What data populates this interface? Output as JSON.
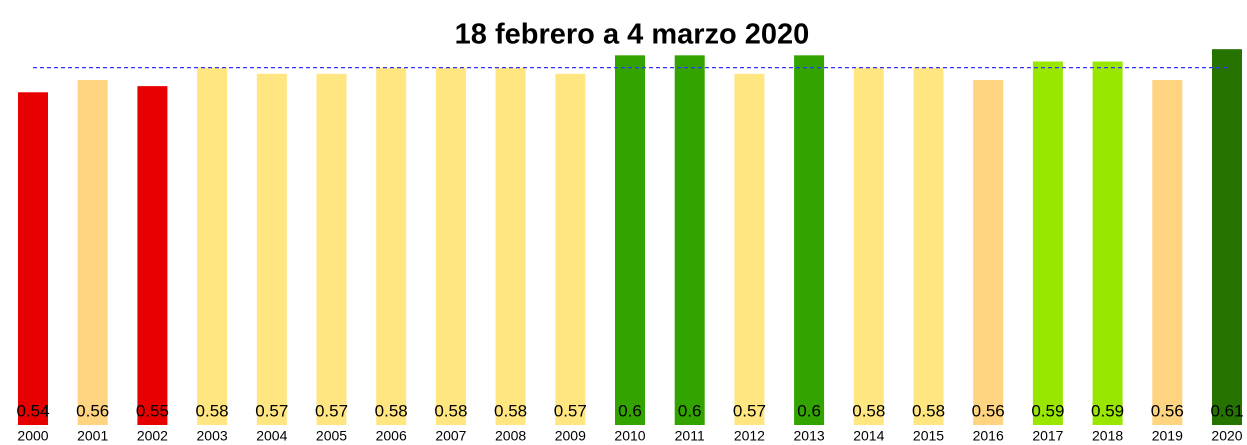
{
  "chart_data": {
    "type": "bar",
    "title": "18 febrero a 4 marzo 2020",
    "categories": [
      "2000",
      "2001",
      "2002",
      "2003",
      "2004",
      "2005",
      "2006",
      "2007",
      "2008",
      "2009",
      "2010",
      "2011",
      "2012",
      "2013",
      "2014",
      "2015",
      "2016",
      "2017",
      "2018",
      "2019",
      "2020"
    ],
    "values": [
      0.54,
      0.56,
      0.55,
      0.58,
      0.57,
      0.57,
      0.58,
      0.58,
      0.58,
      0.57,
      0.6,
      0.6,
      0.57,
      0.6,
      0.58,
      0.58,
      0.56,
      0.59,
      0.59,
      0.56,
      0.61
    ],
    "colors": [
      "#e60000",
      "#ffd480",
      "#e60000",
      "#ffe680",
      "#ffe680",
      "#ffe680",
      "#ffe680",
      "#ffe680",
      "#ffe680",
      "#ffe680",
      "#33a300",
      "#33a300",
      "#ffe680",
      "#33a300",
      "#ffe680",
      "#ffe680",
      "#ffd480",
      "#99e600",
      "#99e600",
      "#ffd480",
      "#267300"
    ],
    "ylim": [
      0,
      0.62
    ],
    "reference_line": 0.58
  }
}
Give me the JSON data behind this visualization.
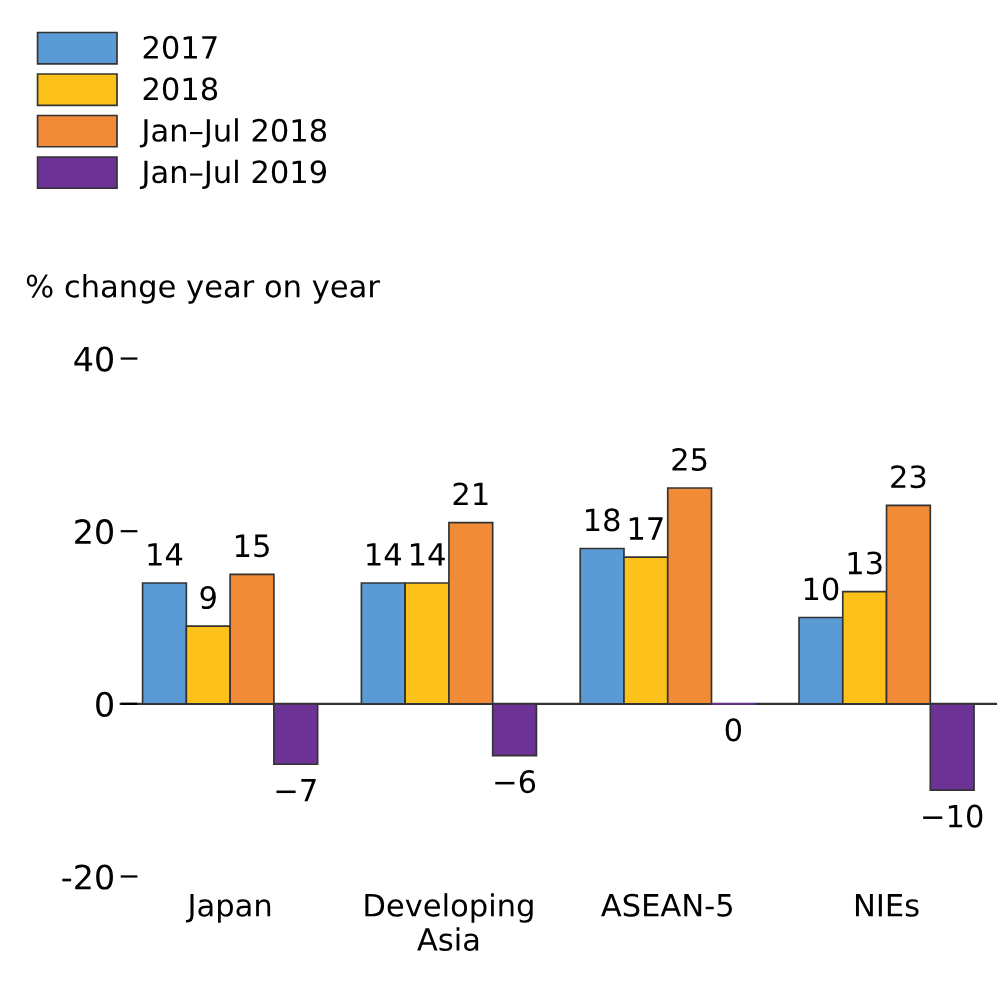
{
  "chart_data": {
    "type": "bar",
    "ylabel": "% change year on year",
    "categories": [
      "Japan",
      "Developing\nAsia",
      "ASEAN-5",
      "NIEs"
    ],
    "series": [
      {
        "name": "2017",
        "color": "#5b9bd5",
        "values": [
          14,
          14,
          18,
          10
        ]
      },
      {
        "name": "2018",
        "color": "#fcc21b",
        "values": [
          9,
          14,
          17,
          13
        ]
      },
      {
        "name": "Jan–Jul 2018",
        "color": "#f28b38",
        "values": [
          15,
          21,
          25,
          23
        ]
      },
      {
        "name": "Jan–Jul 2019",
        "color": "#6d3296",
        "values": [
          -7,
          -6,
          0,
          -10
        ]
      }
    ],
    "ylim": [
      -20,
      40
    ],
    "yticks": [
      -20,
      0,
      20,
      40
    ],
    "data_labels": true,
    "legend": "top left"
  }
}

--*--

Directions: Pictures are not part of the copy; reproduce everything else in the records exactly.

Output for this exercise:
What data populates this interface? Output as JSON.
{
  "chart_data": {
    "type": "bar",
    "title": "18 febrero a 4 marzo 2020",
    "categories": [
      "2000",
      "2001",
      "2002",
      "2003",
      "2004",
      "2005",
      "2006",
      "2007",
      "2008",
      "2009",
      "2010",
      "2011",
      "2012",
      "2013",
      "2014",
      "2015",
      "2016",
      "2017",
      "2018",
      "2019",
      "2020"
    ],
    "values": [
      0.54,
      0.56,
      0.55,
      0.58,
      0.57,
      0.57,
      0.58,
      0.58,
      0.58,
      0.57,
      0.6,
      0.6,
      0.57,
      0.6,
      0.58,
      0.58,
      0.56,
      0.59,
      0.59,
      0.56,
      0.61
    ],
    "colors": [
      "#e60000",
      "#ffd480",
      "#e60000",
      "#ffe680",
      "#ffe680",
      "#ffe680",
      "#ffe680",
      "#ffe680",
      "#ffe680",
      "#ffe680",
      "#33a300",
      "#33a300",
      "#ffe680",
      "#33a300",
      "#ffe680",
      "#ffe680",
      "#ffd480",
      "#99e600",
      "#99e600",
      "#ffd480",
      "#267300"
    ],
    "ylim": [
      0,
      0.62
    ],
    "reference_line": 0.58
  }
}
Give me the JSON data behind this visualization.
{
  "chart_data": {
    "type": "bar",
    "ylabel": "% change year on year",
    "categories": [
      "Japan",
      "Developing\nAsia",
      "ASEAN-5",
      "NIEs"
    ],
    "series": [
      {
        "name": "2017",
        "color": "#5b9bd5",
        "values": [
          14,
          14,
          18,
          10
        ]
      },
      {
        "name": "2018",
        "color": "#fcc21b",
        "values": [
          9,
          14,
          17,
          13
        ]
      },
      {
        "name": "Jan–Jul 2018",
        "color": "#f28b38",
        "values": [
          15,
          21,
          25,
          23
        ]
      },
      {
        "name": "Jan–Jul 2019",
        "color": "#6d3296",
        "values": [
          -7,
          -6,
          0,
          -10
        ]
      }
    ],
    "ylim": [
      -20,
      40
    ],
    "yticks": [
      -20,
      0,
      20,
      40
    ],
    "data_labels": true,
    "legend": "top left"
  }
}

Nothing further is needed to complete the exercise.